▶ WHAT YOU NEED TO DO
Count how many lines of the material contain the string "paliw", then give that number and nothing more.

-- START OF ENTRIES SHOWN --

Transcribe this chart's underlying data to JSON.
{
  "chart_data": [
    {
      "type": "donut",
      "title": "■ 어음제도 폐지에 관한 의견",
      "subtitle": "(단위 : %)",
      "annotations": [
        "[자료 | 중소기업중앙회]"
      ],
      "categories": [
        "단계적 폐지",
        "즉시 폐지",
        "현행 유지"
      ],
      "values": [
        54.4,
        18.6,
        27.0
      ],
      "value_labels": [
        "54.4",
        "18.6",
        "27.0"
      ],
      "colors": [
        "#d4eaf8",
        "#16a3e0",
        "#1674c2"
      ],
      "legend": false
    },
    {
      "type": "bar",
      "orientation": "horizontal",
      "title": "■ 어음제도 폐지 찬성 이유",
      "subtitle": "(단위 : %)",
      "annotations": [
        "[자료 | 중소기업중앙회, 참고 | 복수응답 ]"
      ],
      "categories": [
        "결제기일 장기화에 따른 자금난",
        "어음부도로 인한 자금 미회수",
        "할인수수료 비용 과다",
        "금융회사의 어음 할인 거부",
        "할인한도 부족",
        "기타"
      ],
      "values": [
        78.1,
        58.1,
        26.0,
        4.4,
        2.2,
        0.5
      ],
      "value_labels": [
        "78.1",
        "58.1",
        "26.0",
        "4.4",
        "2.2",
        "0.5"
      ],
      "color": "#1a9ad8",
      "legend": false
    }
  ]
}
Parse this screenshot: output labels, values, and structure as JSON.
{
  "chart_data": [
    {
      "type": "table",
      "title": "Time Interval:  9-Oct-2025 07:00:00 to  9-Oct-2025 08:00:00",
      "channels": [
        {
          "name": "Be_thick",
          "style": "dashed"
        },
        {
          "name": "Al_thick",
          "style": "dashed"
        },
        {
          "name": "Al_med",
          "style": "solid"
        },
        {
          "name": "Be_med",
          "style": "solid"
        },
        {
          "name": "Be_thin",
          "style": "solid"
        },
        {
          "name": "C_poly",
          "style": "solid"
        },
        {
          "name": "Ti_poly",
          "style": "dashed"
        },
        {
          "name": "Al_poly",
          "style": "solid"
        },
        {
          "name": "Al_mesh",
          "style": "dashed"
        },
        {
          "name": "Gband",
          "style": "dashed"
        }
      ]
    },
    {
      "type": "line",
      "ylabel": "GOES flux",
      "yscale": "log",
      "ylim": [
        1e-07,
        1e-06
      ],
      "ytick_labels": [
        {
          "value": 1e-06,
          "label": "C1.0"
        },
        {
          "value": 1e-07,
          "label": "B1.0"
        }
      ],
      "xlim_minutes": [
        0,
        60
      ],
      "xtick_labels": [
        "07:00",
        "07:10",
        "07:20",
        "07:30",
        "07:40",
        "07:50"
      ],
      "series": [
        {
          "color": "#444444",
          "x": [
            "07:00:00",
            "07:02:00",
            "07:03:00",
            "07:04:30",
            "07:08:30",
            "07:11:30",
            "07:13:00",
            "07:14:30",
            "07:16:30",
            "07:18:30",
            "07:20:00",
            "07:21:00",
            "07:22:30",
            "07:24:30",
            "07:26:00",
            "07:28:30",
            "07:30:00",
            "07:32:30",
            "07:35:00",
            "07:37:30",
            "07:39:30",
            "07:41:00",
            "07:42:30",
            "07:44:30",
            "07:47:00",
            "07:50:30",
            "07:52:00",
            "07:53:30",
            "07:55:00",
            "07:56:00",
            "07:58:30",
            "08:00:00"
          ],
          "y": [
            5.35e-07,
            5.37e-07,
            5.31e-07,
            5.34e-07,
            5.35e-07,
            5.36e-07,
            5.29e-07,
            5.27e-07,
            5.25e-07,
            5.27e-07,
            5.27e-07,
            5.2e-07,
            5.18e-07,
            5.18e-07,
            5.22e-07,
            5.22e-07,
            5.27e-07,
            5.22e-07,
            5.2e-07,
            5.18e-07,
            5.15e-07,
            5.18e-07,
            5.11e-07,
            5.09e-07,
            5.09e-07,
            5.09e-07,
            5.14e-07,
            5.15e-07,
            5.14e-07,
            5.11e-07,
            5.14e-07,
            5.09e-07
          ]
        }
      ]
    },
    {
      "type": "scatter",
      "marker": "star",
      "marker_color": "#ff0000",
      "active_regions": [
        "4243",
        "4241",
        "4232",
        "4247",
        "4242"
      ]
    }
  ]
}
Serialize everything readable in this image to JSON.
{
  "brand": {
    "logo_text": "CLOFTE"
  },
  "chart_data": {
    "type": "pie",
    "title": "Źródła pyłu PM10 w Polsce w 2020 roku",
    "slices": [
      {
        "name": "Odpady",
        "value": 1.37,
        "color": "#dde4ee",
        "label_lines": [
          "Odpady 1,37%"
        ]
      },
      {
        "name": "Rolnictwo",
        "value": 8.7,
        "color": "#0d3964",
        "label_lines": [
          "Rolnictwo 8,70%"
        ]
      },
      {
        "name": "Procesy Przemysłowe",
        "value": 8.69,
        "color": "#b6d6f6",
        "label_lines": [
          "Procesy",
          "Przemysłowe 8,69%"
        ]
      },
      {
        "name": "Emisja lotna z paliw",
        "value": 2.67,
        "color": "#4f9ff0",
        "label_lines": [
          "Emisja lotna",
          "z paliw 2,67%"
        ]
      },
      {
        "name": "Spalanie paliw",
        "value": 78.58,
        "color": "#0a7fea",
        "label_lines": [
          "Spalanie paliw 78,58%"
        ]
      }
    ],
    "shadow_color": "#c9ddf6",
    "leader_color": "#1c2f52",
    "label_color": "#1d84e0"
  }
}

-- END OF ENTRIES SHOWN --

▶ COMPLETE ANSWER
4